##### Records for this exercise #####

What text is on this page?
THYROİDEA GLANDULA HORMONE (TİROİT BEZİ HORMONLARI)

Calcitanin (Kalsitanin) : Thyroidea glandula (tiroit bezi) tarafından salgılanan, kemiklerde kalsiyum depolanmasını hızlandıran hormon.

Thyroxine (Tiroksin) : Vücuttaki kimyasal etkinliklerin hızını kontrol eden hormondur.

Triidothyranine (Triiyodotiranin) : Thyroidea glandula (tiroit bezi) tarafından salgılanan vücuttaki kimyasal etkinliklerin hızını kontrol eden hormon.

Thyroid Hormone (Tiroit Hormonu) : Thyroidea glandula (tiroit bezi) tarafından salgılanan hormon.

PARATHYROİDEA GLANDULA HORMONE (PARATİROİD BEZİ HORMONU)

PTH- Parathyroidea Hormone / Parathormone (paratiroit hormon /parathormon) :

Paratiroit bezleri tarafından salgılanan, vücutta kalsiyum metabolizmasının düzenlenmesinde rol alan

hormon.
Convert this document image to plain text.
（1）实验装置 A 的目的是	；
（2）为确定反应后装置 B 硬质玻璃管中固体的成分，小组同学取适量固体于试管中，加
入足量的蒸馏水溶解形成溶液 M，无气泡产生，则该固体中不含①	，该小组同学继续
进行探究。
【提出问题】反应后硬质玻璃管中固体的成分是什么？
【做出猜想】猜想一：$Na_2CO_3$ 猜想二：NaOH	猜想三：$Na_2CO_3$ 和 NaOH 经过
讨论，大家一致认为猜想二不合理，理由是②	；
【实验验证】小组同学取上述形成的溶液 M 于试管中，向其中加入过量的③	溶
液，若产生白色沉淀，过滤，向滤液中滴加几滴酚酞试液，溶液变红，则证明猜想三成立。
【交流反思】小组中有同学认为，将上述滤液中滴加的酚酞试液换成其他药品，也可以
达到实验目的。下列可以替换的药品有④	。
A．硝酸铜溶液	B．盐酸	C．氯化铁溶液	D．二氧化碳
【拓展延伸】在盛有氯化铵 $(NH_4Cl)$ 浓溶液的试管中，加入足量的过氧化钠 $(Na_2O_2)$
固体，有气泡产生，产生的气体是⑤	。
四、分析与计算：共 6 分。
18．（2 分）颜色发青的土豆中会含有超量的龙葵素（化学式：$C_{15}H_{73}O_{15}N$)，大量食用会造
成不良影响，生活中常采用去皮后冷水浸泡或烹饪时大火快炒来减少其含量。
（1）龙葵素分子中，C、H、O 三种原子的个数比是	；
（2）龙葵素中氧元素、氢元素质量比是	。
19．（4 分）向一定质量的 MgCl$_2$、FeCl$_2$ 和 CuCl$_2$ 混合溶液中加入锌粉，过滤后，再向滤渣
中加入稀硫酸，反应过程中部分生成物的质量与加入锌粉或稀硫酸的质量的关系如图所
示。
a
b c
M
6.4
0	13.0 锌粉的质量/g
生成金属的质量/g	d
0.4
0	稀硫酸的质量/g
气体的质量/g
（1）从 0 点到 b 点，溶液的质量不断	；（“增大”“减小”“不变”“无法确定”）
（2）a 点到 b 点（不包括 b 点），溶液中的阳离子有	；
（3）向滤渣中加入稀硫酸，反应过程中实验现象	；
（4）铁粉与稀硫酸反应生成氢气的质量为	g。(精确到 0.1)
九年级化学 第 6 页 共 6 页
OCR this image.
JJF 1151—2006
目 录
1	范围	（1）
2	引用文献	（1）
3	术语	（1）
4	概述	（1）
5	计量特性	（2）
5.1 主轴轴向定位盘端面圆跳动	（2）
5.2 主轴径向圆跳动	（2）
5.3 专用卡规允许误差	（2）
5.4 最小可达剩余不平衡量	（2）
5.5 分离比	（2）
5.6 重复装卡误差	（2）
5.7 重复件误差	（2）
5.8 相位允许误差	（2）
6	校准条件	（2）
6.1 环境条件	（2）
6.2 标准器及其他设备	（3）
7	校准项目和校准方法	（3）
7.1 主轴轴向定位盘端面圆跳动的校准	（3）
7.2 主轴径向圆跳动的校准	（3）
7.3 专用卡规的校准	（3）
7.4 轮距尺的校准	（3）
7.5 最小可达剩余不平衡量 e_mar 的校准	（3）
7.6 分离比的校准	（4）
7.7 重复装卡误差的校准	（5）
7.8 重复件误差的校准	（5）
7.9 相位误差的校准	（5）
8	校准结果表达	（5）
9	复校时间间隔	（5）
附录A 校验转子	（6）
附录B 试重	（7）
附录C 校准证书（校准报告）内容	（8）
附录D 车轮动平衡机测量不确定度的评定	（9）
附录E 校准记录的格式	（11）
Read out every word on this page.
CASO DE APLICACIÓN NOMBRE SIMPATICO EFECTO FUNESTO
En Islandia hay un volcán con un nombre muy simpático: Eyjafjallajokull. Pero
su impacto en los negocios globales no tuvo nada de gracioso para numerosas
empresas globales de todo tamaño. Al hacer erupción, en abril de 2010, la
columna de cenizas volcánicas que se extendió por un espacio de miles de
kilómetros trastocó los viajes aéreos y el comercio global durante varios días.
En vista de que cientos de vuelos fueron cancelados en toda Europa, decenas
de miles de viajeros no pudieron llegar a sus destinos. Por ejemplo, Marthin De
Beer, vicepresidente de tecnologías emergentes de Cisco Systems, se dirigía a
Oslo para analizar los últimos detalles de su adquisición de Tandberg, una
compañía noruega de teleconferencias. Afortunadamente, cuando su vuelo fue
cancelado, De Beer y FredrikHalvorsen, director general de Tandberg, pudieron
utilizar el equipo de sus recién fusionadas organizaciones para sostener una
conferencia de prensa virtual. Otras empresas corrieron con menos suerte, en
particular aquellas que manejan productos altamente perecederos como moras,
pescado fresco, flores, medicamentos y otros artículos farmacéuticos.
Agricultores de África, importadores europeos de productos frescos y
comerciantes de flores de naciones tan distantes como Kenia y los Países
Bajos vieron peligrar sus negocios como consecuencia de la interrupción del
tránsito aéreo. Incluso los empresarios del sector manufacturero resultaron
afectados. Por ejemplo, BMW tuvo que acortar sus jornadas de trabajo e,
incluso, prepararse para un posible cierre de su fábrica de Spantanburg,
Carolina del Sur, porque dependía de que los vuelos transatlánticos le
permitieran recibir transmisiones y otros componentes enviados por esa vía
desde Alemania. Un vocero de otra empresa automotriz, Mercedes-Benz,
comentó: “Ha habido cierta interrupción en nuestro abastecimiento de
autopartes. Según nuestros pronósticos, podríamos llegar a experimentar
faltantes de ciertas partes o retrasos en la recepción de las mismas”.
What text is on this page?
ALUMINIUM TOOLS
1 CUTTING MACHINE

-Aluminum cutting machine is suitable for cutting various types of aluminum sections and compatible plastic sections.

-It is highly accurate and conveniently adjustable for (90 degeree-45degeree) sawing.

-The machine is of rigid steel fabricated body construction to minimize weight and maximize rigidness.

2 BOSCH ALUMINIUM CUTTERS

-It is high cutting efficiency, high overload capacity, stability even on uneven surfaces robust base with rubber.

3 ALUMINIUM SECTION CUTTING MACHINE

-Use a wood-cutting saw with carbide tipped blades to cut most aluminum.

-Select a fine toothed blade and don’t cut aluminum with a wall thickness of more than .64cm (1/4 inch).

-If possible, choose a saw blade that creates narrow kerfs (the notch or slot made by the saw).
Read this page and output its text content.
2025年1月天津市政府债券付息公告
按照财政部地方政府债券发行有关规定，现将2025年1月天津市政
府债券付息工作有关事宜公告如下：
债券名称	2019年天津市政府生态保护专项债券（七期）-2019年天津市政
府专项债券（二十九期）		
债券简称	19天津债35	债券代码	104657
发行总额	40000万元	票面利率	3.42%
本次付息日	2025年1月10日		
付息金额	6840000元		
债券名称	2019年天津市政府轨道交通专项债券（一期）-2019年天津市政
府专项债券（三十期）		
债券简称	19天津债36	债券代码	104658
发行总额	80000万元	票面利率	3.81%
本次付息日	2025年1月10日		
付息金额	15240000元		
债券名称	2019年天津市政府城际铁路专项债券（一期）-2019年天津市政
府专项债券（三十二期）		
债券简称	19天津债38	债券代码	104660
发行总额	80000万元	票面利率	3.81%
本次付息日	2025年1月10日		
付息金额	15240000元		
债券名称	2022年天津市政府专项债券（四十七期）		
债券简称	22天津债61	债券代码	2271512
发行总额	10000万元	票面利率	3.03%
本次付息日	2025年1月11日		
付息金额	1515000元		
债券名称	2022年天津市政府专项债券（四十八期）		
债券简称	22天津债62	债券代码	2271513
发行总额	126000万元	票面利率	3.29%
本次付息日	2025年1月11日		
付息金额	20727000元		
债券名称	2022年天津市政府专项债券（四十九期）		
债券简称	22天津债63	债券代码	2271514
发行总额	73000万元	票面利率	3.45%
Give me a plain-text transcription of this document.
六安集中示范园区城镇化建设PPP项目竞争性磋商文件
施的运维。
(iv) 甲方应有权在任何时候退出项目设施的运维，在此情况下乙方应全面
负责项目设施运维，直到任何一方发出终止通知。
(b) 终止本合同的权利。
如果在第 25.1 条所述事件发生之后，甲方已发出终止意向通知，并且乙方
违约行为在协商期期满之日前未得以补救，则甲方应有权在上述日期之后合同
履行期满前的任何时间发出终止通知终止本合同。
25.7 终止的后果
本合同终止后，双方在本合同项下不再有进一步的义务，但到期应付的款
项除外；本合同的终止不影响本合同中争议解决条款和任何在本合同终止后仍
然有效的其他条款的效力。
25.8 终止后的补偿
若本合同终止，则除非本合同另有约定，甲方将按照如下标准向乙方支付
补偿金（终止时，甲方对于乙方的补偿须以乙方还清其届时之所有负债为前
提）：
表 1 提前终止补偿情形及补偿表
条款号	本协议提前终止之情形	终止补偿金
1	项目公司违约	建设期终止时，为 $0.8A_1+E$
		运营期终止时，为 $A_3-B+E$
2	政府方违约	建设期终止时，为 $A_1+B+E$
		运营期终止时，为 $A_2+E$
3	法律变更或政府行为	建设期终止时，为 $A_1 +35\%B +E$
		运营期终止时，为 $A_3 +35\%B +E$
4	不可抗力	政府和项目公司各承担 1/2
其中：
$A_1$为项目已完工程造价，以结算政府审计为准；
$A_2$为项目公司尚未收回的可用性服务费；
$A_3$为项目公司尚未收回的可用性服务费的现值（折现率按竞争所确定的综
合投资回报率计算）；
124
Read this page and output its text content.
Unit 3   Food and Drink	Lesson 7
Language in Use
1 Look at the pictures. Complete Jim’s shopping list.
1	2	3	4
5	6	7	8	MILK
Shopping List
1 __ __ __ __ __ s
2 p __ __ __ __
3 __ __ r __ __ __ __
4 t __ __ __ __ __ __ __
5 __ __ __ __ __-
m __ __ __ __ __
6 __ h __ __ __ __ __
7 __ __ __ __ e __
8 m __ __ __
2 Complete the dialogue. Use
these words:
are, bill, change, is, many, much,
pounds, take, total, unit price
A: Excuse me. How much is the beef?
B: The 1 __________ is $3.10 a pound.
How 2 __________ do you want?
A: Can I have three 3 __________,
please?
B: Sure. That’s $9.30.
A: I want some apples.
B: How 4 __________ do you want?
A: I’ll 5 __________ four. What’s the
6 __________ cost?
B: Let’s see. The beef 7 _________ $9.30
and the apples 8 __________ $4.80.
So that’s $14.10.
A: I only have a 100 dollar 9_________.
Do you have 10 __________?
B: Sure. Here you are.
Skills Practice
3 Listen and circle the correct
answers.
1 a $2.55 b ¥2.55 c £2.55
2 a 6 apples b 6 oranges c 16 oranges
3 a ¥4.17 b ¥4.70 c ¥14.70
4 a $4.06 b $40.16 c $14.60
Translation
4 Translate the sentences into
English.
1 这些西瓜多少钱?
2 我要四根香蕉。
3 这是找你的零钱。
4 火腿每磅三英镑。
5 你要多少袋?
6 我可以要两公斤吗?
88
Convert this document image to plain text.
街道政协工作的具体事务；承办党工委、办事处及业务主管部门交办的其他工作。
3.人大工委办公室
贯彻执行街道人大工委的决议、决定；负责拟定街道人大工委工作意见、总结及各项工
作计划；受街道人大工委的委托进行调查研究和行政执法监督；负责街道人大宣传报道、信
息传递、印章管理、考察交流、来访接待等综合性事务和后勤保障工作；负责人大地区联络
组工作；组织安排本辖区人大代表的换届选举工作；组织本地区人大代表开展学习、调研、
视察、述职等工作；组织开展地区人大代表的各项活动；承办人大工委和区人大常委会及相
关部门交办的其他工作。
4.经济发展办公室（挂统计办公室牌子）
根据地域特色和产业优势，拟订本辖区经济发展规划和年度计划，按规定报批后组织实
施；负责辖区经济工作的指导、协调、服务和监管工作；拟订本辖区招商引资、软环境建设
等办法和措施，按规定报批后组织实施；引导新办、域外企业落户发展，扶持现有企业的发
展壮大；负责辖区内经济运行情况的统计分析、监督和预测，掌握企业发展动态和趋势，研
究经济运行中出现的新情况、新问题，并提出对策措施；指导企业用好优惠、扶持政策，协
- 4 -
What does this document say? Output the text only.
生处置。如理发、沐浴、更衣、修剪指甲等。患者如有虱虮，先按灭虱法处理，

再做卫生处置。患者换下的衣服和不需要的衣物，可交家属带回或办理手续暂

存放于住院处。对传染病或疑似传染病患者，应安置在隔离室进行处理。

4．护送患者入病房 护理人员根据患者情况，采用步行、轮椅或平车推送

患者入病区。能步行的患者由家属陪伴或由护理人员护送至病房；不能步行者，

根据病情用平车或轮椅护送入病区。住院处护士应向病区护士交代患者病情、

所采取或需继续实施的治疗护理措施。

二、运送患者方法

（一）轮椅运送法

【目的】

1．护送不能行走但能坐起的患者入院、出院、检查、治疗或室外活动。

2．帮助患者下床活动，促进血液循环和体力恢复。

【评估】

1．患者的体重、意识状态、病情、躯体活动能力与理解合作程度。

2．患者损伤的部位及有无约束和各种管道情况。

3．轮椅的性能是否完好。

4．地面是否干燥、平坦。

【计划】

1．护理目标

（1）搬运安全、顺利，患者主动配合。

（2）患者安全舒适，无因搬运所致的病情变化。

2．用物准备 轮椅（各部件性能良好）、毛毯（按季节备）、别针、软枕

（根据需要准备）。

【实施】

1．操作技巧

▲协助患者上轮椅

#####

**What you should do**: In the records above, find each line with the word "tarafından" and copy it.

**Result below**:
Calcitanin (Kalsitanin) : Thyroidea glandula (tiroit bezi) tarafından salgılanan, kemiklerde kalsiyum depolanmasını hızlandıran hormon.
Triidothyranine (Triiyodotiranin) : Thyroidea glandula (tiroit bezi) tarafından salgılanan vücuttaki kimyasal etkinliklerin hızını kontrol eden hormon.
Thyroid Hormone (Tiroit Hormonu) : Thyroidea glandula (tiroit bezi) tarafından salgılanan hormon.
Paratiroit bezleri tarafından salgılanan, vücutta kalsiyum metabolizmasının düzenlenmesinde rol alan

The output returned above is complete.